TASK PROMPT :: Would you retype all of these records exactly?

MATERIAL TO PROCESS ::
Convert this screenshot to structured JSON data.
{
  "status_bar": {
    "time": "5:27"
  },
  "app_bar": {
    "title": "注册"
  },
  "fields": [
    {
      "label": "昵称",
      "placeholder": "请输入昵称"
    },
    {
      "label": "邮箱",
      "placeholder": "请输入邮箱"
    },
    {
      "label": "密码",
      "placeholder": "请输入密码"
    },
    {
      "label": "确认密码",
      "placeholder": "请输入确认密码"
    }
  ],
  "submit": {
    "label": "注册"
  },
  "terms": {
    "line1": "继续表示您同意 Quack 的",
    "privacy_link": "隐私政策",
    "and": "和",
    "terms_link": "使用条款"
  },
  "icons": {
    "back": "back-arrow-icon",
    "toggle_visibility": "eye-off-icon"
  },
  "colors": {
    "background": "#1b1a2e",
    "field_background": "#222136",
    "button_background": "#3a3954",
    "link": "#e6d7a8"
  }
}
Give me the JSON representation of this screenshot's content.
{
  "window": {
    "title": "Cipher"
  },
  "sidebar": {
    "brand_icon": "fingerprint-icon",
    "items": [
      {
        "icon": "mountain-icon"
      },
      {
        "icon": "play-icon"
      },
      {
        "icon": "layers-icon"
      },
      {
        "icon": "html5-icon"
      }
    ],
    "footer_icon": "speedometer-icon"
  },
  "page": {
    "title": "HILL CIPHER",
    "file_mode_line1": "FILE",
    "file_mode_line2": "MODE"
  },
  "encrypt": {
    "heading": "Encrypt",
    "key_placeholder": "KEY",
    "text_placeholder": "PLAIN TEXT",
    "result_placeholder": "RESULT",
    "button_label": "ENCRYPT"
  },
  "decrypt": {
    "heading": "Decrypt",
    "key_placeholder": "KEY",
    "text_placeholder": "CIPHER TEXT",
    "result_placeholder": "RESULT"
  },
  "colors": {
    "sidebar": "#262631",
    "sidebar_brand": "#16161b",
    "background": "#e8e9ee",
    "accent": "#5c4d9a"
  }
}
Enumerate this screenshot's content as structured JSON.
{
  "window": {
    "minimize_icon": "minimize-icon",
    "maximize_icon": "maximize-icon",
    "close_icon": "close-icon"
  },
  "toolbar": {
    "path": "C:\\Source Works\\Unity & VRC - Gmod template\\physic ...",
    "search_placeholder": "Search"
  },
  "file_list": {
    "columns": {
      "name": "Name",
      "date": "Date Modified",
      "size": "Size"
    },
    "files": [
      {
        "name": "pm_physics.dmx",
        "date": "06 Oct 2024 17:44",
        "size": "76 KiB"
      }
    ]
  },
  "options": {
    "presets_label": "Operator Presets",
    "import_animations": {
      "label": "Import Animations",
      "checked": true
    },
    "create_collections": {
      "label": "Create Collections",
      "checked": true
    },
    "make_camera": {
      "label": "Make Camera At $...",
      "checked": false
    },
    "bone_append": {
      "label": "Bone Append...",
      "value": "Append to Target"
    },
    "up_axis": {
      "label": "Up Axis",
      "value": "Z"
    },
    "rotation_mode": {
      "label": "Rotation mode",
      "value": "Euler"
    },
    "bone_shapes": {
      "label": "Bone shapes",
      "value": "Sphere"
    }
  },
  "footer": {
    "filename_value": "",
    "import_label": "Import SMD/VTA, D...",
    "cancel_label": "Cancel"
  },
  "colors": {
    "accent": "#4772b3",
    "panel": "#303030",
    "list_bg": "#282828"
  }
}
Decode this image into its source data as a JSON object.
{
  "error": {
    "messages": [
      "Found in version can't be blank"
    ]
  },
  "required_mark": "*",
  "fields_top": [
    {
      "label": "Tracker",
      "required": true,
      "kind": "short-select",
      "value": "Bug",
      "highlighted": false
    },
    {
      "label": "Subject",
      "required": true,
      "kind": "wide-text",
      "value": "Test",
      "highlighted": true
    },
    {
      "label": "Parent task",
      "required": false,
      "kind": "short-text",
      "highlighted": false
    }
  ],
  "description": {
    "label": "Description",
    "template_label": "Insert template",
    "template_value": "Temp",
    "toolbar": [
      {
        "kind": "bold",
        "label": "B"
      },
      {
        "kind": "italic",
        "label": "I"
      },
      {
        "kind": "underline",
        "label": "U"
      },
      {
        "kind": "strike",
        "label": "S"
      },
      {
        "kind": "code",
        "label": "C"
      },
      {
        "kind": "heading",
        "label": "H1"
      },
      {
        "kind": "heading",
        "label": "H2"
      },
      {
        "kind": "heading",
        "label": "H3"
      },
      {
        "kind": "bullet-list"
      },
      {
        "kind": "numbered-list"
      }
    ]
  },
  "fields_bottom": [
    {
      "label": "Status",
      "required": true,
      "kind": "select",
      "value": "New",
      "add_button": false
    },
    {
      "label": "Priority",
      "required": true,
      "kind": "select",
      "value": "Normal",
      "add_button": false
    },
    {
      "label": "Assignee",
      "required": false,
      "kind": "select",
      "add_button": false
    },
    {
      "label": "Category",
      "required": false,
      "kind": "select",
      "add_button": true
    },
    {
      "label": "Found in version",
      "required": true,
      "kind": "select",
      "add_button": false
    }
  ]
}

EXERCISE SOLUTION ::
Convert this screenshot to structured JSON data.
{
  "status_bar": {
    "time": "5:27"
  },
  "app_bar": {
    "title": "注册"
  },
  "fields": [
    {
      "label": "昵称",
      "placeholder": "请输入昵称"
    },
    {
      "label": "邮箱",
      "placeholder": "请输入邮箱"
    },
    {
      "label": "密码",
      "placeholder": "请输入密码"
    },
    {
      "label": "确认密码",
      "placeholder": "请输入确认密码"
    }
  ],
  "submit": {
    "label": "注册"
  },
  "terms": {
    "line1": "继续表示您同意 Quack 的",
    "privacy_link": "隐私政策",
    "and": "和",
    "terms_link": "使用条款"
  },
  "icons": {
    "back": "back-arrow-icon",
    "toggle_visibility": "eye-off-icon"
  },
  "colors": {
    "background": "#1b1a2e",
    "field_background": "#222136",
    "button_background": "#3a3954",
    "link": "#e6d7a8"
  }
}
Give me the JSON representation of this screenshot's content.
{
  "window": {
    "title": "Cipher"
  },
  "sidebar": {
    "brand_icon": "fingerprint-icon",
    "items": [
      {
        "icon": "mountain-icon"
      },
      {
        "icon": "play-icon"
      },
      {
        "icon": "layers-icon"
      },
      {
        "icon": "html5-icon"
      }
    ],
    "footer_icon": "speedometer-icon"
  },
  "page": {
    "title": "HILL CIPHER",
    "file_mode_line1": "FILE",
    "file_mode_line2": "MODE"
  },
  "encrypt": {
    "heading": "Encrypt",
    "key_placeholder": "KEY",
    "text_placeholder": "PLAIN TEXT",
    "result_placeholder": "RESULT",
    "button_label": "ENCRYPT"
  },
  "decrypt": {
    "heading": "Decrypt",
    "key_placeholder": "KEY",
    "text_placeholder": "CIPHER TEXT",
    "result_placeholder": "RESULT"
  },
  "colors": {
    "sidebar": "#262631",
    "sidebar_brand": "#16161b",
    "background": "#e8e9ee",
    "accent": "#5c4d9a"
  }
}
Enumerate this screenshot's content as structured JSON.
{
  "window": {
    "minimize_icon": "minimize-icon",
    "maximize_icon": "maximize-icon",
    "close_icon": "close-icon"
  },
  "toolbar": {
    "path": "C:\\Source Works\\Unity & VRC - Gmod template\\physic ...",
    "search_placeholder": "Search"
  },
  "file_list": {
    "columns": {
      "name": "Name",
      "date": "Date Modified",
      "size": "Size"
    },
    "files": [
      {
        "name": "pm_physics.dmx",
        "date": "06 Oct 2024 17:44",
        "size": "76 KiB"
      }
    ]
  },
  "options": {
    "presets_label": "Operator Presets",
    "import_animations": {
      "label": "Import Animations",
      "checked": true
    },
    "create_collections": {
      "label": "Create Collections",
      "checked": true
    },
    "make_camera": {
      "label": "Make Camera At $...",
      "checked": false
    },
    "bone_append": {
      "label": "Bone Append...",
      "value": "Append to Target"
    },
    "up_axis": {
      "label": "Up Axis",
      "value": "Z"
    },
    "rotation_mode": {
      "label": "Rotation mode",
      "value": "Euler"
    },
    "bone_shapes": {
      "label": "Bone shapes",
      "value": "Sphere"
    }
  },
  "footer": {
    "filename_value": "",
    "import_label": "Import SMD/VTA, D...",
    "cancel_label": "Cancel"
  },
  "colors": {
    "accent": "#4772b3",
    "panel": "#303030",
    "list_bg": "#282828"
  }
}
Decode this image into its source data as a JSON object.
{
  "error": {
    "messages": [
      "Found in version can't be blank"
    ]
  },
  "required_mark": "*",
  "fields_top": [
    {
      "label": "Tracker",
      "required": true,
      "kind": "short-select",
      "value": "Bug",
      "highlighted": false
    },
    {
      "label": "Subject",
      "required": true,
      "kind": "wide-text",
      "value": "Test",
      "highlighted": true
    },
    {
      "label": "Parent task",
      "required": false,
      "kind": "short-text",
      "highlighted": false
    }
  ],
  "description": {
    "label": "Description",
    "template_label": "Insert template",
    "template_value": "Temp",
    "toolbar": [
      {
        "kind": "bold",
        "label": "B"
      },
      {
        "kind": "italic",
        "label": "I"
      },
      {
        "kind": "underline",
        "label": "U"
      },
      {
        "kind": "strike",
        "label": "S"
      },
      {
        "kind": "code",
        "label": "C"
      },
      {
        "kind": "heading",
        "label": "H1"
      },
      {
        "kind": "heading",
        "label": "H2"
      },
      {
        "kind": "heading",
        "label": "H3"
      },
      {
        "kind": "bullet-list"
      },
      {
        "kind": "numbered-list"
      }
    ]
  },
  "fields_bottom": [
    {
      "label": "Status",
      "required": true,
      "kind": "select",
      "value": "New",
      "add_button": false
    },
    {
      "label": "Priority",
      "required": true,
      "kind": "select",
      "value": "Normal",
      "add_button": false
    },
    {
      "label": "Assignee",
      "required": false,
      "kind": "select",
      "add_button": false
    },
    {
      "label": "Category",
      "required": false,
      "kind": "select",
      "add_button": true
    },
    {
      "label": "Found in version",
      "required": true,
      "kind": "select",
      "add_button": false
    }
  ]
}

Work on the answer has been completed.